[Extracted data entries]

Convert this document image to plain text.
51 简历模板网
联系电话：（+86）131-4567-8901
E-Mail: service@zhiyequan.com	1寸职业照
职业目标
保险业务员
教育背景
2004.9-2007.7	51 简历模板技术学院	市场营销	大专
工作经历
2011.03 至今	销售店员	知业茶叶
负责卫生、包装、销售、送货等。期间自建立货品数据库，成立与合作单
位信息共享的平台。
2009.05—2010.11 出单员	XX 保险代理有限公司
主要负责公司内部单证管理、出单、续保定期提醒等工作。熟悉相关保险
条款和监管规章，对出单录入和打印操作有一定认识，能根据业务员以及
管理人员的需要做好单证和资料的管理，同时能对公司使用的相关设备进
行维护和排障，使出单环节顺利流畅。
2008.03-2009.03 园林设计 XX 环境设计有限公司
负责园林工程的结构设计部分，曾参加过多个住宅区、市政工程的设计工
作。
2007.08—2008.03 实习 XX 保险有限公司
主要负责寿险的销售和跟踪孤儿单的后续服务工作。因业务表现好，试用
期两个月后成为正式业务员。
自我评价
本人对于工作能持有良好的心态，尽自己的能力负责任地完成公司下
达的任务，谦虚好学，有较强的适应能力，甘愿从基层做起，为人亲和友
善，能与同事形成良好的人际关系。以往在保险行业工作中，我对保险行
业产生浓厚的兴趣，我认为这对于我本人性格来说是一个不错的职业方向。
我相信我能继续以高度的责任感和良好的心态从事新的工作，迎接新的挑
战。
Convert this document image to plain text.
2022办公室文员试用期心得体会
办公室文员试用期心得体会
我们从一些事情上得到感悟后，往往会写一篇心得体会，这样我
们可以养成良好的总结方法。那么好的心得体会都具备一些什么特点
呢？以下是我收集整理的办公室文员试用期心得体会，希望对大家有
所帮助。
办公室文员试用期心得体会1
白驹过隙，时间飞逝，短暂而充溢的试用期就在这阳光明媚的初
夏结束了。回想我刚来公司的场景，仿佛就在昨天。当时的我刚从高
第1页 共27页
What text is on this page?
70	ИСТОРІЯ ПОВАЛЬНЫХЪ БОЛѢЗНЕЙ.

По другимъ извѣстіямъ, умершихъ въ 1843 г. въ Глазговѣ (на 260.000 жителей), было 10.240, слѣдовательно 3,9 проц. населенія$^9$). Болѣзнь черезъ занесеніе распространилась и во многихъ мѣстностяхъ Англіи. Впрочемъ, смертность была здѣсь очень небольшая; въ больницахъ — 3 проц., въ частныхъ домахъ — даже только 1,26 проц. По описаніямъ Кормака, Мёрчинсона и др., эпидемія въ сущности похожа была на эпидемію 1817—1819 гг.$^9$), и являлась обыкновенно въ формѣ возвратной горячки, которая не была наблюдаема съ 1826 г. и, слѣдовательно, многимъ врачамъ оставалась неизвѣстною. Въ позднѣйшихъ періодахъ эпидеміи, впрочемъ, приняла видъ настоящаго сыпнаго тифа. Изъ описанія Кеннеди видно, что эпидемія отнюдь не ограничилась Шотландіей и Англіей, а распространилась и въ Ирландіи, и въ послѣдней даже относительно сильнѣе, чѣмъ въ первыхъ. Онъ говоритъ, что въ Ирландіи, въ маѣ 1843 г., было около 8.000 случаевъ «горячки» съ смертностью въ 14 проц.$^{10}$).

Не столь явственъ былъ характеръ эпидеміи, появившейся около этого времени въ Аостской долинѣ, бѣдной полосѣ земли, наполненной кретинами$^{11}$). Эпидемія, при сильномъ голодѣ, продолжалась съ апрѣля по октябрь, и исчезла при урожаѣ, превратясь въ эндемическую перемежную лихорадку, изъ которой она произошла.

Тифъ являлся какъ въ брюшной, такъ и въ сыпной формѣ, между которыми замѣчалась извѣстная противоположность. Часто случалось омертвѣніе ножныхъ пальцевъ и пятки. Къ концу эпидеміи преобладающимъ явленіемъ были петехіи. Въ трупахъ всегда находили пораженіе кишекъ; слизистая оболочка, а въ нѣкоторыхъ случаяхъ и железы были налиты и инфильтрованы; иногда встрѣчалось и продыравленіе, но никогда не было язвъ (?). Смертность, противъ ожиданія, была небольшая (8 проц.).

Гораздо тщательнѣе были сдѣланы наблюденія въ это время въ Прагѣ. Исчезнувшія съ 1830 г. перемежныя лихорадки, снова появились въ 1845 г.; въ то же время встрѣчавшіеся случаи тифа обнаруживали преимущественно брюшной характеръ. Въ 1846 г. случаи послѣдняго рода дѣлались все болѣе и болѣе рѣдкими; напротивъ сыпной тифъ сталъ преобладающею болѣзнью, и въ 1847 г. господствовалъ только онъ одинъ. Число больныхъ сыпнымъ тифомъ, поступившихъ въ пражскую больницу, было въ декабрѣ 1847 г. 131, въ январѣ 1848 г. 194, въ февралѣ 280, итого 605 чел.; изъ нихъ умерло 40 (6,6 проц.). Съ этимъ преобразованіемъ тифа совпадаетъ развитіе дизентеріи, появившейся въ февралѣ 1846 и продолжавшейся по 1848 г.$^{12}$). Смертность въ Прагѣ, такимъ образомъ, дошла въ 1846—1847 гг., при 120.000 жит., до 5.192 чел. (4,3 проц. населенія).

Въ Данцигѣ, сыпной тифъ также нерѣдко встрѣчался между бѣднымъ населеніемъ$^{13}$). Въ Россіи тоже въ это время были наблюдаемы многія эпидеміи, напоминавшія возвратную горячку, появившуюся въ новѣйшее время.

→ TASK OBJECTIVE:
Write out every line of the records exactly.

→ EXERCISE RESPONSE:
Convert this document image to plain text.
51 简历模板网
联系电话：（+86）131-4567-8901
E-Mail: service@zhiyequan.com	1寸职业照
职业目标
保险业务员
教育背景
2004.9-2007.7	51 简历模板技术学院	市场营销	大专
工作经历
2011.03 至今	销售店员	知业茶叶
负责卫生、包装、销售、送货等。期间自建立货品数据库，成立与合作单
位信息共享的平台。
2009.05—2010.11 出单员	XX 保险代理有限公司
主要负责公司内部单证管理、出单、续保定期提醒等工作。熟悉相关保险
条款和监管规章，对出单录入和打印操作有一定认识，能根据业务员以及
管理人员的需要做好单证和资料的管理，同时能对公司使用的相关设备进
行维护和排障，使出单环节顺利流畅。
2008.03-2009.03 园林设计 XX 环境设计有限公司
负责园林工程的结构设计部分，曾参加过多个住宅区、市政工程的设计工
作。
2007.08—2008.03 实习 XX 保险有限公司
主要负责寿险的销售和跟踪孤儿单的后续服务工作。因业务表现好，试用
期两个月后成为正式业务员。
自我评价
本人对于工作能持有良好的心态，尽自己的能力负责任地完成公司下
达的任务，谦虚好学，有较强的适应能力，甘愿从基层做起，为人亲和友
善，能与同事形成良好的人际关系。以往在保险行业工作中，我对保险行
业产生浓厚的兴趣，我认为这对于我本人性格来说是一个不错的职业方向。
我相信我能继续以高度的责任感和良好的心态从事新的工作，迎接新的挑
战。
Convert this document image to plain text.
2022办公室文员试用期心得体会
办公室文员试用期心得体会
我们从一些事情上得到感悟后，往往会写一篇心得体会，这样我
们可以养成良好的总结方法。那么好的心得体会都具备一些什么特点
呢？以下是我收集整理的办公室文员试用期心得体会，希望对大家有
所帮助。
办公室文员试用期心得体会1
白驹过隙，时间飞逝，短暂而充溢的试用期就在这阳光明媚的初
夏结束了。回想我刚来公司的场景，仿佛就在昨天。当时的我刚从高
第1页 共27页
What text is on this page?
70	ИСТОРІЯ ПОВАЛЬНЫХЪ БОЛѢЗНЕЙ.

По другимъ извѣстіямъ, умершихъ въ 1843 г. въ Глазговѣ (на 260.000 жителей), было 10.240, слѣдовательно 3,9 проц. населенія$^9$). Болѣзнь черезъ занесеніе распространилась и во многихъ мѣстностяхъ Англіи. Впрочемъ, смертность была здѣсь очень небольшая; въ больницахъ — 3 проц., въ частныхъ домахъ — даже только 1,26 проц. По описаніямъ Кормака, Мёрчинсона и др., эпидемія въ сущности похожа была на эпидемію 1817—1819 гг.$^9$), и являлась обыкновенно въ формѣ возвратной горячки, которая не была наблюдаема съ 1826 г. и, слѣдовательно, многимъ врачамъ оставалась неизвѣстною. Въ позднѣйшихъ періодахъ эпидеміи, впрочемъ, приняла видъ настоящаго сыпнаго тифа. Изъ описанія Кеннеди видно, что эпидемія отнюдь не ограничилась Шотландіей и Англіей, а распространилась и въ Ирландіи, и въ послѣдней даже относительно сильнѣе, чѣмъ въ первыхъ. Онъ говоритъ, что въ Ирландіи, въ маѣ 1843 г., было около 8.000 случаевъ «горячки» съ смертностью въ 14 проц.$^{10}$).

Не столь явственъ былъ характеръ эпидеміи, появившейся около этого времени въ Аостской долинѣ, бѣдной полосѣ земли, наполненной кретинами$^{11}$). Эпидемія, при сильномъ голодѣ, продолжалась съ апрѣля по октябрь, и исчезла при урожаѣ, превратясь въ эндемическую перемежную лихорадку, изъ которой она произошла.

Тифъ являлся какъ въ брюшной, такъ и въ сыпной формѣ, между которыми замѣчалась извѣстная противоположность. Часто случалось омертвѣніе ножныхъ пальцевъ и пятки. Къ концу эпидеміи преобладающимъ явленіемъ были петехіи. Въ трупахъ всегда находили пораженіе кишекъ; слизистая оболочка, а въ нѣкоторыхъ случаяхъ и железы были налиты и инфильтрованы; иногда встрѣчалось и продыравленіе, но никогда не было язвъ (?). Смертность, противъ ожиданія, была небольшая (8 проц.).

Гораздо тщательнѣе были сдѣланы наблюденія въ это время въ Прагѣ. Исчезнувшія съ 1830 г. перемежныя лихорадки, снова появились въ 1845 г.; въ то же время встрѣчавшіеся случаи тифа обнаруживали преимущественно брюшной характеръ. Въ 1846 г. случаи послѣдняго рода дѣлались все болѣе и болѣе рѣдкими; напротивъ сыпной тифъ сталъ преобладающею болѣзнью, и въ 1847 г. господствовалъ только онъ одинъ. Число больныхъ сыпнымъ тифомъ, поступившихъ въ пражскую больницу, было въ декабрѣ 1847 г. 131, въ январѣ 1848 г. 194, въ февралѣ 280, итого 605 чел.; изъ нихъ умерло 40 (6,6 проц.). Съ этимъ преобразованіемъ тифа совпадаетъ развитіе дизентеріи, появившейся въ февралѣ 1846 и продолжавшейся по 1848 г.$^{12}$). Смертность въ Прагѣ, такимъ образомъ, дошла въ 1846—1847 гг., при 120.000 жит., до 5.192 чел. (4,3 проц. населенія).

Въ Данцигѣ, сыпной тифъ также нерѣдко встрѣчался между бѣднымъ населеніемъ$^{13}$). Въ Россіи тоже въ это время были наблюдаемы многія эпидеміи, напоминавшія возвратную горячку, появившуюся въ новѣйшее время.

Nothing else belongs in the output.